### [Challenge]
Output each line exactly as it appears, skipping any embedded picture.

[Start The records]

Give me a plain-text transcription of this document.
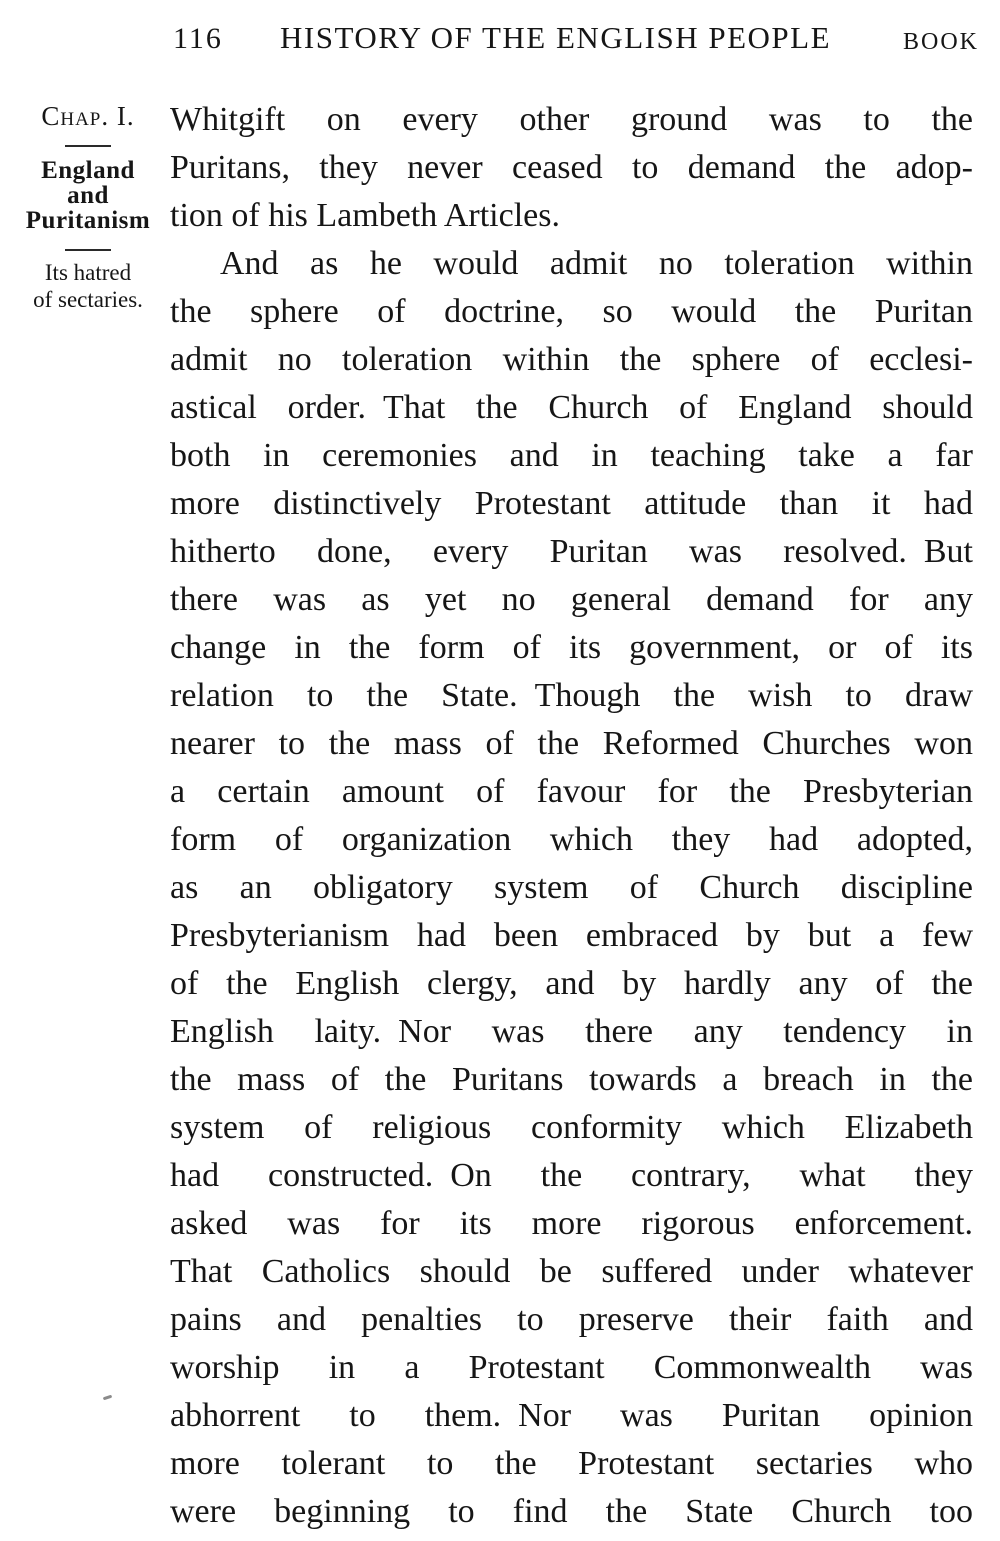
116 HISTORY OF THE ENGLISH PEOPLE	BOOK
Chap. I.
England
and
Puritanism
Its hatred
of sectaries.
Whitgift on every other ground was to the
Puritans, they never ceased to demand the adop-
tion of his Lambeth Articles.
And as he would admit no toleration within
the sphere of doctrine, so would the Puritan
admit no toleration within the sphere of ecclesi-
astical order. That the Church of England should
both in ceremonies and in teaching take a far
more distinctively Protestant attitude than it had
hitherto done, every Puritan was resolved. But
there was as yet no general demand for any
change in the form of its government, or of its
relation to the State. Though the wish to draw
nearer to the mass of the Reformed Churches won
a certain amount of favour for the Presbyterian
form of organization which they had adopted,
as an obligatory system of Church discipline
Presbyterianism had been embraced by but a few
of the English clergy, and by hardly any of the
English laity. Nor was there any tendency in
the mass of the Puritans towards a breach in the
system of religious conformity which Elizabeth
had constructed. On the contrary, what they
asked was for its more rigorous enforcement.
That Catholics should be suffered under whatever
pains and penalties to preserve their faith and
worship in a Protestant Commonwealth was
abhorrent to them. Nor was Puritan opinion
more tolerant to the Protestant sectaries who
were beginning to find the State Church too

[End The records]

### [Correct result]
Give me a plain-text transcription of this document.
116 HISTORY OF THE ENGLISH PEOPLE	BOOK
Chap. I.
England
and
Puritanism
Its hatred
of sectaries.
Whitgift on every other ground was to the
Puritans, they never ceased to demand the adop-
tion of his Lambeth Articles.
And as he would admit no toleration within
the sphere of doctrine, so would the Puritan
admit no toleration within the sphere of ecclesi-
astical order. That the Church of England should
both in ceremonies and in teaching take a far
more distinctively Protestant attitude than it had
hitherto done, every Puritan was resolved. But
there was as yet no general demand for any
change in the form of its government, or of its
relation to the State. Though the wish to draw
nearer to the mass of the Reformed Churches won
a certain amount of favour for the Presbyterian
form of organization which they had adopted,
as an obligatory system of Church discipline
Presbyterianism had been embraced by but a few
of the English clergy, and by hardly any of the
English laity. Nor was there any tendency in
the mass of the Puritans towards a breach in the
system of religious conformity which Elizabeth
had constructed. On the contrary, what they
asked was for its more rigorous enforcement.
That Catholics should be suffered under whatever
pains and penalties to preserve their faith and
worship in a Protestant Commonwealth was
abhorrent to them. Nor was Puritan opinion
more tolerant to the Protestant sectaries who
were beginning to find the State Church too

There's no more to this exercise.